YOUR TASK.
List all the lines in these records that hold "time".

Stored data
********************
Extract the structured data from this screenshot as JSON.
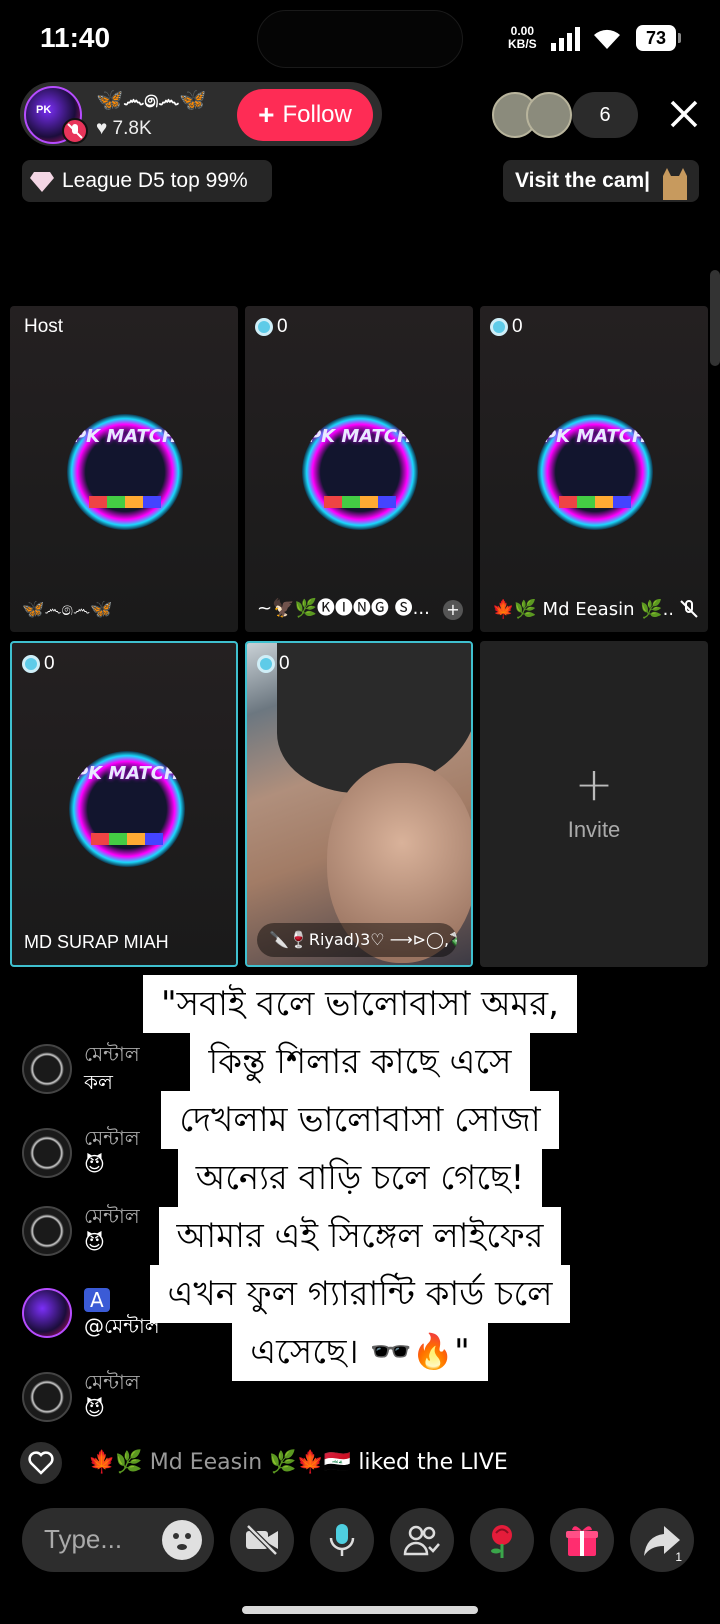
{
  "status": {
    "time": "11:40",
    "net_speed_value": "0.00",
    "net_speed_unit": "KB/S",
    "battery": "73"
  },
  "host": {
    "name": "🦋෴෧෴🦋",
    "likes": "♥ 7.8K",
    "follow_label": "Follow"
  },
  "viewers": {
    "count": "6"
  },
  "league": {
    "label": "League D5 top 99%"
  },
  "campaign": {
    "label": "Visit the cam|"
  },
  "seats": [
    {
      "tag": "Host",
      "name": "🦋෴෧෴🦋"
    },
    {
      "score": "0",
      "name": "~🦅🌿🅚🅘🅝🅖 🅢..."
    },
    {
      "score": "0",
      "name": "🍁🌿 Md Eeasin 🌿..."
    },
    {
      "score": "0",
      "name": "MD SURAP MIAH"
    },
    {
      "score": "0",
      "name": "🔪🍷Riyad)3♡ ⟶⊳◯,💸"
    },
    {
      "invite_label": "Invite"
    }
  ],
  "chat": [
    {
      "name": "মেন্টাল",
      "message": "কল"
    },
    {
      "name": "মেন্টাল",
      "message": "😈"
    },
    {
      "name": "মেন্টাল",
      "message": "😈"
    },
    {
      "name": "A",
      "message": "@মেন্টাল"
    },
    {
      "name": "মেন্টাল",
      "message": "😈"
    }
  ],
  "caption_lines": [
    "\"সবাই বলে ভালোবাসা অমর,",
    "কিন্তু শিলার কাছে এসে",
    "দেখলাম ভালোবাসা সোজা",
    "অন্যের বাড়ি চলে গেছে!",
    "আমার এই সিঙ্গেল লাইফের",
    "এখন ফুল গ্যারান্টি কার্ড চলে",
    "এসেছে। 🕶️🔥\""
  ],
  "liked": {
    "user": "🍁🌿 Md Eeasin 🌿🍁🇮🇶",
    "suffix": " liked the LIVE"
  },
  "input": {
    "placeholder": "Type..."
  },
  "share": {
    "count": "1"
  },
  "colors": {
    "follow": "#fe2c55",
    "highlight_border": "#3fc0cf",
    "background": "#000000"
  }
}
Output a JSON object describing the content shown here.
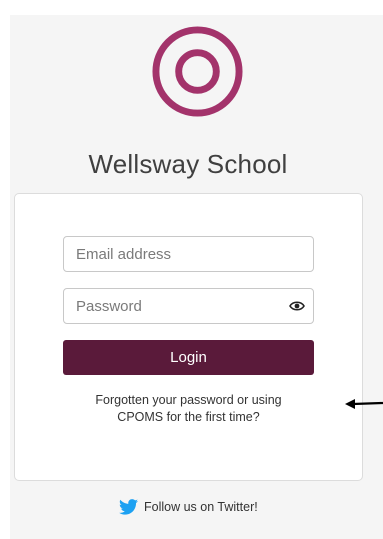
{
  "school": {
    "name": "Wellsway School"
  },
  "form": {
    "email_placeholder": "Email address",
    "password_placeholder": "Password",
    "login_label": "Login",
    "forgot_line1": "Forgotten your password or using",
    "forgot_line2": "CPOMS for the first time?"
  },
  "footer": {
    "twitter_label": "Follow us on Twitter!"
  },
  "icons": {
    "logo": "ring-logo-icon",
    "password_toggle": "eye-icon",
    "annotation": "arrow-left-icon",
    "social": "twitter-bird-icon"
  },
  "colors": {
    "brand": "#a3336b",
    "button": "#5a1a3a",
    "twitter": "#1da1f2"
  }
}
********************
EXERCISE OUTPUT.
    "time": "11:40",
    "forgot_line2": "CPOMS for the first time?"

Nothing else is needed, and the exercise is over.